··· Source document ···
Although study results demonstrate that Watson saves doctors time and can have a high concordance rate with their treatment recommendations, much more research is needed. The studies were all conference abstracts, which haven’t been published in peer-reviewed journals — and all but one was either conducted by a paying customer or included IBM staff on the author list, or both. More importantly, IBM has failed to exposed Watson for Oncology to critical review by outside scientists nor have they conducted clinical trials to assess its effectiveness. It would be very interesting to examine whether Watson’s implementation is actually saving lives or making healthcare more efficient/effective.
Such validation is especially necessary because several issues are identified. First, the actual capabilities of Watson for Oncology are not well-understood by the public, and even by some of the hospitals that use it. It’s taken nearly six years of painstaking work by data engineers and doctors to train Watson in just seven types of cancer, and keep the system updated with the latest knowledge. Moreover, because of the complexity of the underlying machine learning algorithms, the recommendations Watson puts out are a black box, and Watson can not provide the specific reasons for picking treatment A over treatment B.
··· Listed records ···
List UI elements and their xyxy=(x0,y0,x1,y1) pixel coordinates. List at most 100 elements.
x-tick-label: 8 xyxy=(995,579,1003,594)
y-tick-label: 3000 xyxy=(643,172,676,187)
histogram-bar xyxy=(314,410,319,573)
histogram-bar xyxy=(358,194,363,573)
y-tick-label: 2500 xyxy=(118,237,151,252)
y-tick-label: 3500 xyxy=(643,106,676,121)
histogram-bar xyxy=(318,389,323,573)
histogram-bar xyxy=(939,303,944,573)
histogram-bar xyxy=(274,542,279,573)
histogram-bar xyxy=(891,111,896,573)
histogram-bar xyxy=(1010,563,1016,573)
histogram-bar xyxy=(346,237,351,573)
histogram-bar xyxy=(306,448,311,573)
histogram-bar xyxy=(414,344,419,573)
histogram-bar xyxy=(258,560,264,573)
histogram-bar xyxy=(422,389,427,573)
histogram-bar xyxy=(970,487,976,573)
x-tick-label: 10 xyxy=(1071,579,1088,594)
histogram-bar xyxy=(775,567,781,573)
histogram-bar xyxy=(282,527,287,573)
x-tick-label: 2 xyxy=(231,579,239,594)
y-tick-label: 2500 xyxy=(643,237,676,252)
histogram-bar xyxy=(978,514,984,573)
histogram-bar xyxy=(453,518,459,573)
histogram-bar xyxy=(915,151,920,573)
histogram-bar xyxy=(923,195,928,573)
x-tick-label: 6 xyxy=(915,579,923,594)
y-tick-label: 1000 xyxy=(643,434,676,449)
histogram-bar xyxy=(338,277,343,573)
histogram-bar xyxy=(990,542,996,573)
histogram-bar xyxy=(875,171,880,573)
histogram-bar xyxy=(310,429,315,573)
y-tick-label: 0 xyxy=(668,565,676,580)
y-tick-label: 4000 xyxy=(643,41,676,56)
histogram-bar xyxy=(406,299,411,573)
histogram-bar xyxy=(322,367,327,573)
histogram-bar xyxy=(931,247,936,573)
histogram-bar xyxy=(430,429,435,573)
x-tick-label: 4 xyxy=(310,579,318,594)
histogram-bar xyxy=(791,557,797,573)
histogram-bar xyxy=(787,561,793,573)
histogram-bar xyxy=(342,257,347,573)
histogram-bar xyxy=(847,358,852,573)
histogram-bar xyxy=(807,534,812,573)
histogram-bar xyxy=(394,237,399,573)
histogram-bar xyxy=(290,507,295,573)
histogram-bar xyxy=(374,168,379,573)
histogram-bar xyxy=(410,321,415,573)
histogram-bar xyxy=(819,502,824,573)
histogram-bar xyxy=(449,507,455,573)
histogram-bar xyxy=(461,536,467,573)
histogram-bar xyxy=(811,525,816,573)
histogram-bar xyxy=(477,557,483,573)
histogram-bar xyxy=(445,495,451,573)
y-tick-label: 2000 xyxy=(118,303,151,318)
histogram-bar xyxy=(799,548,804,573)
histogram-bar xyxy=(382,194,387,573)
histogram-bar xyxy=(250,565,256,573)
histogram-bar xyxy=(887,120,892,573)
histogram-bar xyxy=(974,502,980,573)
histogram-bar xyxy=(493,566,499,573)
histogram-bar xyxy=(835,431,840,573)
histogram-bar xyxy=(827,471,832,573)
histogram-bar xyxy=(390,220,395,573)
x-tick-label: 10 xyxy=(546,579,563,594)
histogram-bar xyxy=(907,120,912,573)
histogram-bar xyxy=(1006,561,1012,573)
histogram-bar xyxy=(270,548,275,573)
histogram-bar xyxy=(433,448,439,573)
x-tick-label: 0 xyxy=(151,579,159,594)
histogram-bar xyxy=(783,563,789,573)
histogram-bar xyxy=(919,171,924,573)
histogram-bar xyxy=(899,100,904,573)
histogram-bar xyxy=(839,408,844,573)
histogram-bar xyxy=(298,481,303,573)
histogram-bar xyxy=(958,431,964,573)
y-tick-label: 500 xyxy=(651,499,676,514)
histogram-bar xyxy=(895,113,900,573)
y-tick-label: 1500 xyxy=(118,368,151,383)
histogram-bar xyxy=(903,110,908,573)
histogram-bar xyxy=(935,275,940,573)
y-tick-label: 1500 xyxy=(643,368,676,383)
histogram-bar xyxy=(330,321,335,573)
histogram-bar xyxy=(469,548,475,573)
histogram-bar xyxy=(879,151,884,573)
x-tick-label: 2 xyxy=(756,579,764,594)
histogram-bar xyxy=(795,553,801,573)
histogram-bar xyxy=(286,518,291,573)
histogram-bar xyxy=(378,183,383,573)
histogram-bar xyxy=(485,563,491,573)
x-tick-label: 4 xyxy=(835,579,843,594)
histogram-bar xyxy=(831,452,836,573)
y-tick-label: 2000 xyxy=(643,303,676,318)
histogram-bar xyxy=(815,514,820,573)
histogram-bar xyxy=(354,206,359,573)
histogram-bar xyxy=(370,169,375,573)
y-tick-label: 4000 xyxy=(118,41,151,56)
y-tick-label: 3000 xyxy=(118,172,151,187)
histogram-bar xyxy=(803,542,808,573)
···
> Problem A
According to the Watson for Oncology passage, how many types of cancer has Watson been trained in?
> Problem B
Repeat the part of the Watson for Oncology passage that opens with the words "Such validation is" and closes with "over treatment B.".
Work from the Watson for Oncology passage alone; the listing plays no part.

> Written reply A
Seven types of cancer.

> Written reply B
Such validation is especially necessary because several issues are identified. First, the actual capabilities of Watson for Oncology are not well-understood by the public, and even by some of the hospitals that use it. It’s taken nearly six years of painstaking work by data engineers and doctors to train Watson in just seven types of cancer, and keep the system updated with the latest knowledge. Moreover, because of the complexity of the underlying machine learning algorithms, the recommendations Watson puts out are a black box, and Watson can not provide the specific reasons for picking treatment A over treatment B.